(Dataset entries on figures)
## start

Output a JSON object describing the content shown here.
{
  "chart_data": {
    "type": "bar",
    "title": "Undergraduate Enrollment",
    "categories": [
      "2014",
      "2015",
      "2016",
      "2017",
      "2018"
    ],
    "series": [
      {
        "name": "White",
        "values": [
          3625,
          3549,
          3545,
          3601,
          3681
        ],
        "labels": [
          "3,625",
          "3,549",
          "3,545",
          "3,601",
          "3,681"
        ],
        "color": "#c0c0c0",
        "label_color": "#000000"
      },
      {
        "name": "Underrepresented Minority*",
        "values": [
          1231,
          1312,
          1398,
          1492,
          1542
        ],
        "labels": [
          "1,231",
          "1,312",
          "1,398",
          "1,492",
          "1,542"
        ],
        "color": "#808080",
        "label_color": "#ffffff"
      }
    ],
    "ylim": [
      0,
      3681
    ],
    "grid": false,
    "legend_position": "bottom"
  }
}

## end

**Problem description**. Which lines contain "name"? Show each of them.

**Full output**.
        "name": "White",
        "name": "Underrepresented Minority*",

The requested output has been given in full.